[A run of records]
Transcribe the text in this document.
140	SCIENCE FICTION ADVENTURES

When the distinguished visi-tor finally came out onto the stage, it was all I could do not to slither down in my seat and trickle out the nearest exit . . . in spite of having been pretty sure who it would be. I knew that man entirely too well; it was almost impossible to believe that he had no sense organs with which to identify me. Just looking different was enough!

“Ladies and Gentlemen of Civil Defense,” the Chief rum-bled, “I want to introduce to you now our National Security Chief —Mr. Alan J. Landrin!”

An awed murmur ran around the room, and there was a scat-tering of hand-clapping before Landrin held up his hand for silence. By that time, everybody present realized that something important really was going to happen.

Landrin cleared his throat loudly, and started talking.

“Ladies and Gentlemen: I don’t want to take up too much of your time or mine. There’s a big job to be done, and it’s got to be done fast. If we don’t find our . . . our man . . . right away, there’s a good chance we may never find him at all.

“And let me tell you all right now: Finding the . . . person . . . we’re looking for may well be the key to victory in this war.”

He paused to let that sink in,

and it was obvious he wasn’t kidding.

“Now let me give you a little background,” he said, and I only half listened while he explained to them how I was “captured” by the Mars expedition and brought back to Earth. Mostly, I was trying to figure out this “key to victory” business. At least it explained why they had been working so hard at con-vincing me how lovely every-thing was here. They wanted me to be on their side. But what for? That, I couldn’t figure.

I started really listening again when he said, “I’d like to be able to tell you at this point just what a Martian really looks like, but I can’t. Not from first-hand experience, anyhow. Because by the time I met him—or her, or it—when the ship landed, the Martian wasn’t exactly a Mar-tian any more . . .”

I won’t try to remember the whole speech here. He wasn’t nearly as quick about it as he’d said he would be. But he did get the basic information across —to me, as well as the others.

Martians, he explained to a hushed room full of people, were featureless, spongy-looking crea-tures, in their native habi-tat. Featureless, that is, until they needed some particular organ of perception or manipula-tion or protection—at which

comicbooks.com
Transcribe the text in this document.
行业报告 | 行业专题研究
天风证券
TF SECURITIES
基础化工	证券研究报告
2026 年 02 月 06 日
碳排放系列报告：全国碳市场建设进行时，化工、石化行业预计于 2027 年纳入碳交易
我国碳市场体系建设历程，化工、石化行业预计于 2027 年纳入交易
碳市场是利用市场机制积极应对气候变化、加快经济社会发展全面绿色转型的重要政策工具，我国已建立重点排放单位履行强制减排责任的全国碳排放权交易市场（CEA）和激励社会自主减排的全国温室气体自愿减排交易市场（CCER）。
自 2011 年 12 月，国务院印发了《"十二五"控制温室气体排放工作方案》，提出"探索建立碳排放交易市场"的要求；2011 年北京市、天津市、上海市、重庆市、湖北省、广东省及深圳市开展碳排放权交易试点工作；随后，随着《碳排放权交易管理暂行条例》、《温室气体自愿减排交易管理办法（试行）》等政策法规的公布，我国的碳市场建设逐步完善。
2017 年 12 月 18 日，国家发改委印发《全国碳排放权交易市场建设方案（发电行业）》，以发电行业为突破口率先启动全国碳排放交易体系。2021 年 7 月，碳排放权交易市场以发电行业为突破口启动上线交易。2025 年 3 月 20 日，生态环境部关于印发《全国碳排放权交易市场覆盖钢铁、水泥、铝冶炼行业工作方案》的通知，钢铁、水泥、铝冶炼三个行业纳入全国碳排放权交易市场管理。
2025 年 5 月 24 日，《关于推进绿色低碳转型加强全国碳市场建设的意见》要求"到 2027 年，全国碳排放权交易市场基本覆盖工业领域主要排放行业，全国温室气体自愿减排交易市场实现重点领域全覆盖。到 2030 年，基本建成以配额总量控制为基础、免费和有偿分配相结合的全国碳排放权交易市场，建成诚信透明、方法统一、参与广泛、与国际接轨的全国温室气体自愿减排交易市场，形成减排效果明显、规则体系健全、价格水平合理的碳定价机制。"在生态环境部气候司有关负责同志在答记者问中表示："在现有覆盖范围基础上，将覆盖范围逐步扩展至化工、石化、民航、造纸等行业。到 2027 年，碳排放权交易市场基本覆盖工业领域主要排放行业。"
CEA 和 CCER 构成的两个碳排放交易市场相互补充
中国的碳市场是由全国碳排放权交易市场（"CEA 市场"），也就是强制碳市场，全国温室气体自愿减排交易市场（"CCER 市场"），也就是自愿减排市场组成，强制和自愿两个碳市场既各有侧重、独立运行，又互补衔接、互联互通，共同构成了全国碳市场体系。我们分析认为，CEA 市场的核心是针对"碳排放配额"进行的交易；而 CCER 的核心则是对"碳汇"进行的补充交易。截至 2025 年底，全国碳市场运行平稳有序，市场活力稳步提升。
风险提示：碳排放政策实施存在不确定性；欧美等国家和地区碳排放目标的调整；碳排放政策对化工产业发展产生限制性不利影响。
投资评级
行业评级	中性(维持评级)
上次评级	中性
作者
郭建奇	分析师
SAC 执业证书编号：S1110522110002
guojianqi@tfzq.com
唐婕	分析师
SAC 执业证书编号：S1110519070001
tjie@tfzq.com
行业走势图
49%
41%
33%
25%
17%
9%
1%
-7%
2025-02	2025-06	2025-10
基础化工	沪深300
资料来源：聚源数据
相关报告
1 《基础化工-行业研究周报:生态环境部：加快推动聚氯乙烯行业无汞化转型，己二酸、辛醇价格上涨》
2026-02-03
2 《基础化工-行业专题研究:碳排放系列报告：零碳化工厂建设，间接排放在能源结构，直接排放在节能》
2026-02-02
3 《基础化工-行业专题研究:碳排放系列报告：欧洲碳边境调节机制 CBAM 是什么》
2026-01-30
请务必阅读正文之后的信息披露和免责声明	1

**GIVEN REQUEST**.
Work out how many lines of the data above contain the string "wasn" and give the number alone.

**PROBLEM SOLUTION**.
3